Print out the entries below with no edits.

▶ **Records from a dataset**:

-*-*-

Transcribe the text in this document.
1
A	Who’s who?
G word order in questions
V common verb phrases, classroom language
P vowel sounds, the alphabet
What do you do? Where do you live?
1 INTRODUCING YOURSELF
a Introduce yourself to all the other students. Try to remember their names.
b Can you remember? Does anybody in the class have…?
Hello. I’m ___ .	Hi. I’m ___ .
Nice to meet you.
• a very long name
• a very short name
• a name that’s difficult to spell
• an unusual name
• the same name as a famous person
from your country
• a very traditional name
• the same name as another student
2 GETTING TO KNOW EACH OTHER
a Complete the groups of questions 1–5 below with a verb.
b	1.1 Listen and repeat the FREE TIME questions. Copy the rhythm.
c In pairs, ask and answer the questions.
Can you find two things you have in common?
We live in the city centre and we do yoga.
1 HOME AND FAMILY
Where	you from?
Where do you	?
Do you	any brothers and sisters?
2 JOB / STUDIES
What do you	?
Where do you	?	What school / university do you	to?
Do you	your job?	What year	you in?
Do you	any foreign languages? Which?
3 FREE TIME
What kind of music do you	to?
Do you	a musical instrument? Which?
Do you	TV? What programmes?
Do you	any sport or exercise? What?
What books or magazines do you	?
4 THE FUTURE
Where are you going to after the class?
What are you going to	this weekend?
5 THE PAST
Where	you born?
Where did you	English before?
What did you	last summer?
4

-*-*-

▶ **THE ANSWER**:
Transcribe the text in this document.
1
A	Who’s who?
G word order in questions
V common verb phrases, classroom language
P vowel sounds, the alphabet
What do you do? Where do you live?
1 INTRODUCING YOURSELF
a Introduce yourself to all the other students. Try to remember their names.
b Can you remember? Does anybody in the class have…?
Hello. I’m ___ .	Hi. I’m ___ .
Nice to meet you.
• a very long name
• a very short name
• a name that’s difficult to spell
• an unusual name
• the same name as a famous person
from your country
• a very traditional name
• the same name as another student
2 GETTING TO KNOW EACH OTHER
a Complete the groups of questions 1–5 below with a verb.
b	1.1 Listen and repeat the FREE TIME questions. Copy the rhythm.
c In pairs, ask and answer the questions.
Can you find two things you have in common?
We live in the city centre and we do yoga.
1 HOME AND FAMILY
Where	you from?
Where do you	?
Do you	any brothers and sisters?
2 JOB / STUDIES
What do you	?
Where do you	?	What school / university do you	to?
Do you	your job?	What year	you in?
Do you	any foreign languages? Which?
3 FREE TIME
What kind of music do you	to?
Do you	a musical instrument? Which?
Do you	TV? What programmes?
Do you	any sport or exercise? What?
What books or magazines do you	?
4 THE FUTURE
Where are you going to after the class?
What are you going to	this weekend?
5 THE PAST
Where	you born?
Where did you	English before?
What did you	last summer?
4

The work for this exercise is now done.